What you will do:
• 1. Copy out the passage of the Portugal wedding planning article from "The patterns below" up to and including "and initial proposals.".
• 2. Answer these questions using the Portugal wedding planning article:
(a) How many hours of service might a catering package cover?
(b) Until what day do emails wait during peak season?
(c) Which three kinds of suppliers are named as being reserved earlier than most couples expect?
• 3. Write a continuation of the Portugal wedding planning article, starting after its final sentence.

Source extract:
********************

Portugal has become one of the most sought-after destinations for international weddings and for good reason. The light, the settings, the food, the sea, the ease of access from most of Europe and the United States: there is a genuine case for it as a place to celebrate.
What makes the difference isn’t the destination. The couples who have the most extraordinary weddings in Portugal are almost always the ones who understood early what the planning process actually requires and prepared accordingly.
The patterns below are the ones that arise most consistently when destination weddings in Portugal are planned from a distance, without local knowledge.
Starting the Process Too Late
Portugal has become one of the most requested destinations for international weddings. The venues and suppliers that couples want most — photographers, caterers, florists with a strong portfolio — are reserved earlier than most couples expect.
Couples who begin the process at what feels like a reasonable lead time often find that their first choices are no longer available. The timeline for a destination wedding in Portugal is not the same as for a wedding at home.
Choosing a Venue Before Understanding What the Proposal Includes
Couples planning a wedding in Portugal from abroad, without the support of a local wedding planner, generally evaluate venues based on photographs and initial proposals.
These proposals are generally based on minimal assumptions, which are not always aligned with the couple’s initial ideas. For example, a catering package may cover only seven hours of service, meaning a celebration that runs until two in the morning will generate costs that were not part of the first figure. VAT is itemised separately and the breakdown is not always immediate to read. Additional licences may apply depending on the location. These details are usually present, in the footnotes, but without knowing what to look for, they are easy to miss.
The gap between an initial quote and the actual investment is almost always discovered later than it should be. At Name It Weddings & Events, venues are visited directly on the couple’s behalf, with the planning brief in hand and a clear understanding of what the full cost structure looks like.

Planning in Your Own Schedule
Couples planning from abroad fit the process around their own working week. By the time they sit down in the evening to make calls or write a brief, most Portuguese suppliers have already finished their day.
During peak season, a Saturday afternoon is not when a florist or a catering team is free for a conversation. It is when they are running someone else’s wedding. Emails wait until Monday. Calls go unanswered until the following week. Decisions that should take a day take several. The wedding date does not wait.
Booking Each Supplier Separately And What Gets Missed
By the time a couple has confirmed the catering team, the florist, the hairdresser and the furniture hire, each contract looks straightforward on its own. It is only when they try to coordinate everything together that the gaps begin to appear. The details and costs that were not foreseen at the initial stage begin to surface.

********************

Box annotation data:
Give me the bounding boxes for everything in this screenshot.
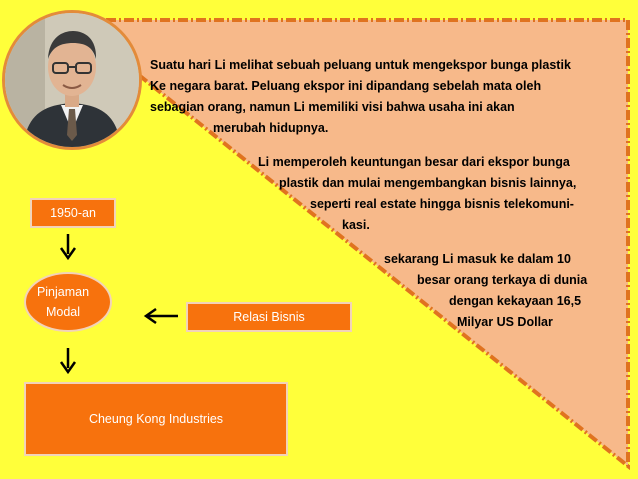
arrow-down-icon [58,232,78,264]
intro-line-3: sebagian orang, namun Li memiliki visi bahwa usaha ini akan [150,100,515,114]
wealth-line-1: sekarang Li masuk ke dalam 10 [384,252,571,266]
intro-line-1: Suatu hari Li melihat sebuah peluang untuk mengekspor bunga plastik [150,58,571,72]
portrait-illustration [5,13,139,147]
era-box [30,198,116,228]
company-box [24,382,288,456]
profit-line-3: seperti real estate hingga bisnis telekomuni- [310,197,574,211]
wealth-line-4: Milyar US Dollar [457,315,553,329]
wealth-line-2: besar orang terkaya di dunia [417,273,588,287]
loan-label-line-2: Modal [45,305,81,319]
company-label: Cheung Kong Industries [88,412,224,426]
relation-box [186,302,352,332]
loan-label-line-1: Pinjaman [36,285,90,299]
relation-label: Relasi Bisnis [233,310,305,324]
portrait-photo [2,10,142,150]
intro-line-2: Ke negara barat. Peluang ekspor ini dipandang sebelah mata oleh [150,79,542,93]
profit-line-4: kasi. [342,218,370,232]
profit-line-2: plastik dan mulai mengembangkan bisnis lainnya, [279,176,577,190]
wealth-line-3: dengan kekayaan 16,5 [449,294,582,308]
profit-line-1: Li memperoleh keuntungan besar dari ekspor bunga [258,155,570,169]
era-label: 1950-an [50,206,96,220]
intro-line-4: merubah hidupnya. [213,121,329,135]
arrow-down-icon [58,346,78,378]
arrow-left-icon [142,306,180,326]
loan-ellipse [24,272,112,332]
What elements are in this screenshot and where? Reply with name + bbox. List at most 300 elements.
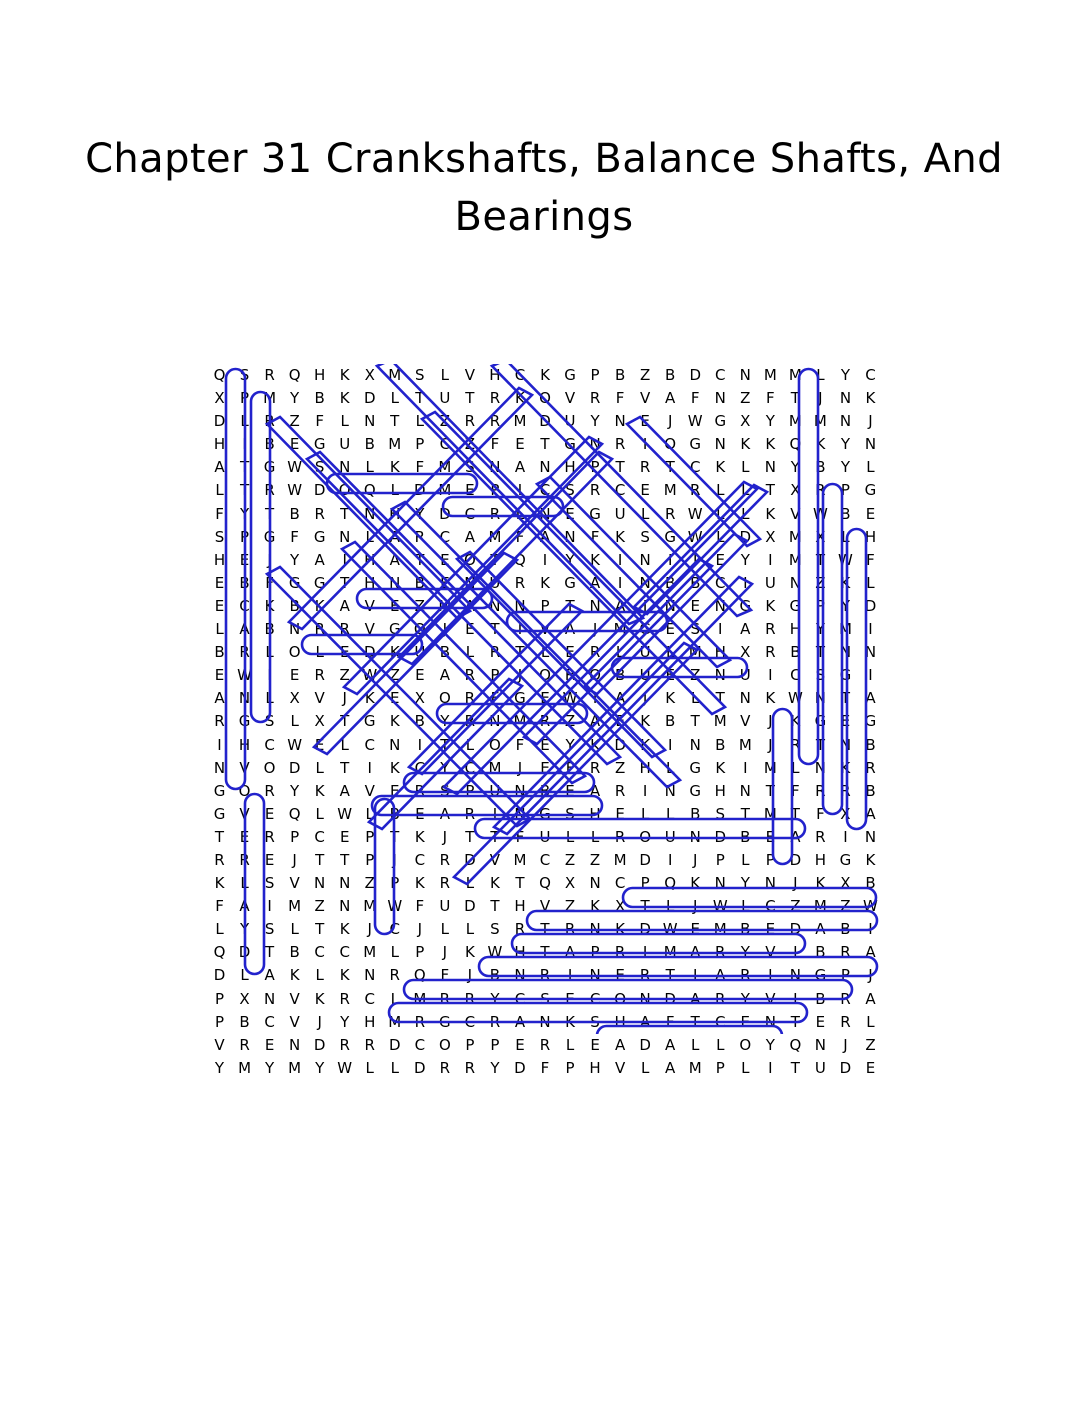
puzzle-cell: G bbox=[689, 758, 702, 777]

********************

Answers to each task:
• 1.
The patterns below are the ones that arise most consistently when destination weddings in Portugal are planned from a distance, without local knowledge.
Starting the Process Too Late
Portugal has become one of the most requested destinations for international weddings. The venues and suppliers that couples want most — photographers, caterers, florists with a strong portfolio — are reserved earlier than most couples expect.
Couples who begin the process at what feels like a reasonable lead time often find that their first choices are no longer available. The timeline for a destination wedding in Portugal is not the same as for a wedding at home.
Choosing a Venue Before Understanding What the Proposal Includes
Couples planning a wedding in Portugal from abroad, without the support of a local wedding planner, generally evaluate venues based on photographs and initial proposals.

• 2.
(a) Seven hours.
(b) Monday.
(c) Photographers, caterers and florists with a strong portfolio.

• 3.
A venue sixty kilometres from Lisbon generates transport costs for the furniture company, the makeup artist, the hairdresser. Some teams need accommodation the night before. Payment schedules across multiple vendors, each with different deadlines, add another layer that accumulates quietly and is rarely anticipated at the start.
Choosing Suppliers Without a Local Reference Point
Portugal has exceptional suppliers across every category: photographers, caterers, florists, musicians. The question is never whether quality exists. It is how to identify the right match for a specific celebration, in a specific setting, at a specific time of year.
A catering team that works beautifully in a city venue may not have the logistics to operate at a rural estate two hours away. The same applies across every supplier category. These are questions of fit and they only become visible through direct knowledge of the market of Lisbon, Sintra, Cascais and the Alentejo.
Pricing is equally difficult to benchmark from a distance. Without a local reference point, there is no way to know whether a figure reflects the standard for what you are looking for.
At Name It Weddings & Events, one of the most consistent observations is how often couples arrive not knowing which questions to ask. The answers only become available through direct experience of working in the region.

Planning the Wedding but Not the Weekend
International guests travel specifically to be present. For many of them, the wedding is not a single afternoon. It is several days in a country they may not know well. The accommodation, the movement between places, the evening before, the first meal together: each of these moments matters more than couples tend to anticipate when they first begin planning.
When planning focuses entirely on the ceremony and dinner, the rest of the experience is assembled last, from whatever is still available. The couple who spent months planning the day can end up spending the day managing it, which is a very different thing from being present in it. The celebrations that guests still talk about months later are rarely the most elaborate. They are the ones where the couple was genuinely present, and where that presence was felt by everyone in the room.
Where to Begin if You Want to Avoid These Mistakes
At Name It Weddings & Events, the first conversation is not about proposals. It is about understanding what a couple is imagining and identifying, early on, where the most significant decisions are likely to arise.
If you are still working out whether a planner makes sense for your celebration, Do You Need a Wedding Planner in Portugal? is a useful place to start. If you have already decided to move forward, the right questions to ask a wedding planner in Portugal is the natural next step.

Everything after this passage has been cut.